- [Written instruction]:
Find every line in the records below that contains the word "системы", and copy each such line.

- [Listed records]:
# # #

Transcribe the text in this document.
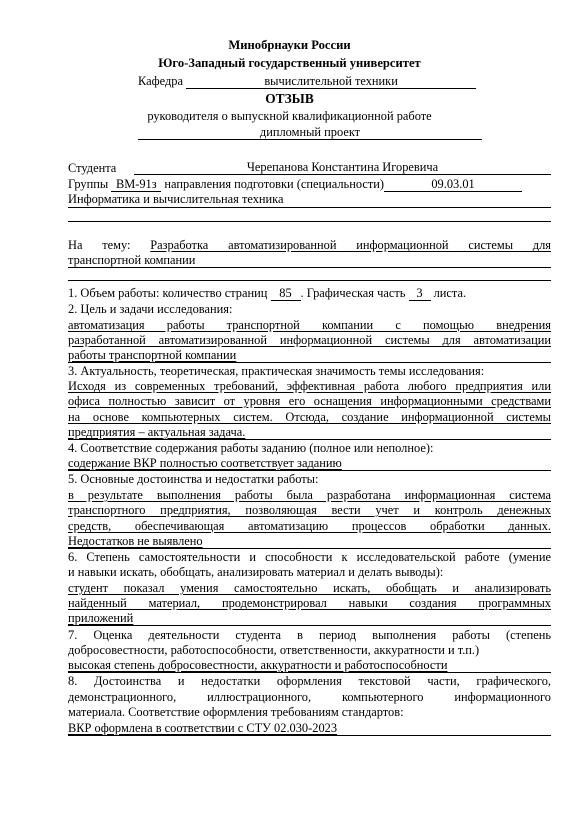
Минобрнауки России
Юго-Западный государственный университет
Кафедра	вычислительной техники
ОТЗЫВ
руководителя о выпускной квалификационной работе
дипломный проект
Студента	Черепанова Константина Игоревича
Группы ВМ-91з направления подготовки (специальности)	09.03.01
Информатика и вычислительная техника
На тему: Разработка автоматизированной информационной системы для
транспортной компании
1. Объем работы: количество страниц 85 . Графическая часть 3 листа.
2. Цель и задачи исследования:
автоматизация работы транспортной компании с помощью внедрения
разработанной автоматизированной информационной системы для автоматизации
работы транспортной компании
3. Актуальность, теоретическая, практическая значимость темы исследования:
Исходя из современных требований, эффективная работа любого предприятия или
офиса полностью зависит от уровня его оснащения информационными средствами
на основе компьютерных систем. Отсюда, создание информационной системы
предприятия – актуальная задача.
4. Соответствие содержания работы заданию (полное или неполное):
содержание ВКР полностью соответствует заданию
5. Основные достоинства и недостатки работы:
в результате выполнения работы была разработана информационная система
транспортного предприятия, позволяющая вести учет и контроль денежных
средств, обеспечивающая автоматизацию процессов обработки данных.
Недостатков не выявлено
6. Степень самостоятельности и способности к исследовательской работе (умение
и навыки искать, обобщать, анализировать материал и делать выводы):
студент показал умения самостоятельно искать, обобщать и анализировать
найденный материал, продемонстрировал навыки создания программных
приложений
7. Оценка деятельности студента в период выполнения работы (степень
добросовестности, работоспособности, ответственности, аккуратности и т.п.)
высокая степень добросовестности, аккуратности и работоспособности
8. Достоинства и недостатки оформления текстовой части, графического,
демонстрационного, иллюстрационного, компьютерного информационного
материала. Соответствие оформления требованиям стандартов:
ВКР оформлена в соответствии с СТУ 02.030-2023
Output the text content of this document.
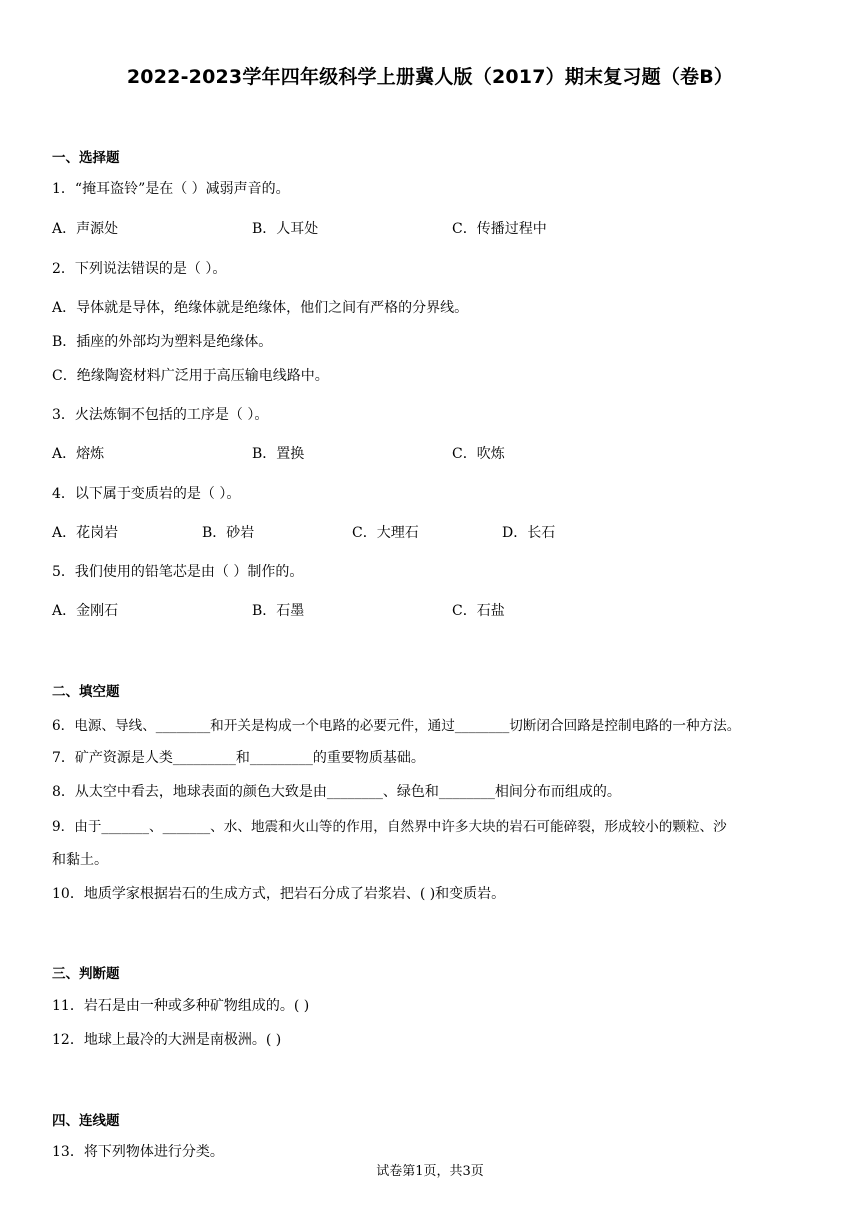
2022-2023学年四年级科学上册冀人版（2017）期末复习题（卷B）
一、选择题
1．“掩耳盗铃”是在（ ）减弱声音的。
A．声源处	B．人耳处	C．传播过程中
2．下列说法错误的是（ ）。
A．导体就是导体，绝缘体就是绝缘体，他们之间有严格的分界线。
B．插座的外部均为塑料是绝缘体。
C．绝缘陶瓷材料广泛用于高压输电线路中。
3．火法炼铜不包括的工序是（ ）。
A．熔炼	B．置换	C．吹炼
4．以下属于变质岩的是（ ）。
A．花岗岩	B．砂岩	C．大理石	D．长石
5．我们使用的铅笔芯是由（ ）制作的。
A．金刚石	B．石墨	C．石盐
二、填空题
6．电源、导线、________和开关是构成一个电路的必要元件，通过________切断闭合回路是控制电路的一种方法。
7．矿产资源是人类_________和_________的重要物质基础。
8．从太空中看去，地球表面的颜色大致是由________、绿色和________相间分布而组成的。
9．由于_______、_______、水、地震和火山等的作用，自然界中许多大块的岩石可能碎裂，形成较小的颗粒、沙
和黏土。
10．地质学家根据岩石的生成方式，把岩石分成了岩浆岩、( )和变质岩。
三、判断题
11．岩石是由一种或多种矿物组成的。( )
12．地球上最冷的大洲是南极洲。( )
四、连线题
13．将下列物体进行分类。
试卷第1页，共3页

# # #

- [Exercise result]:
На тему: Разработка автоматизированной информационной системы для
разработанной автоматизированной информационной системы для автоматизации
на основе компьютерных систем. Отсюда, создание информационной системы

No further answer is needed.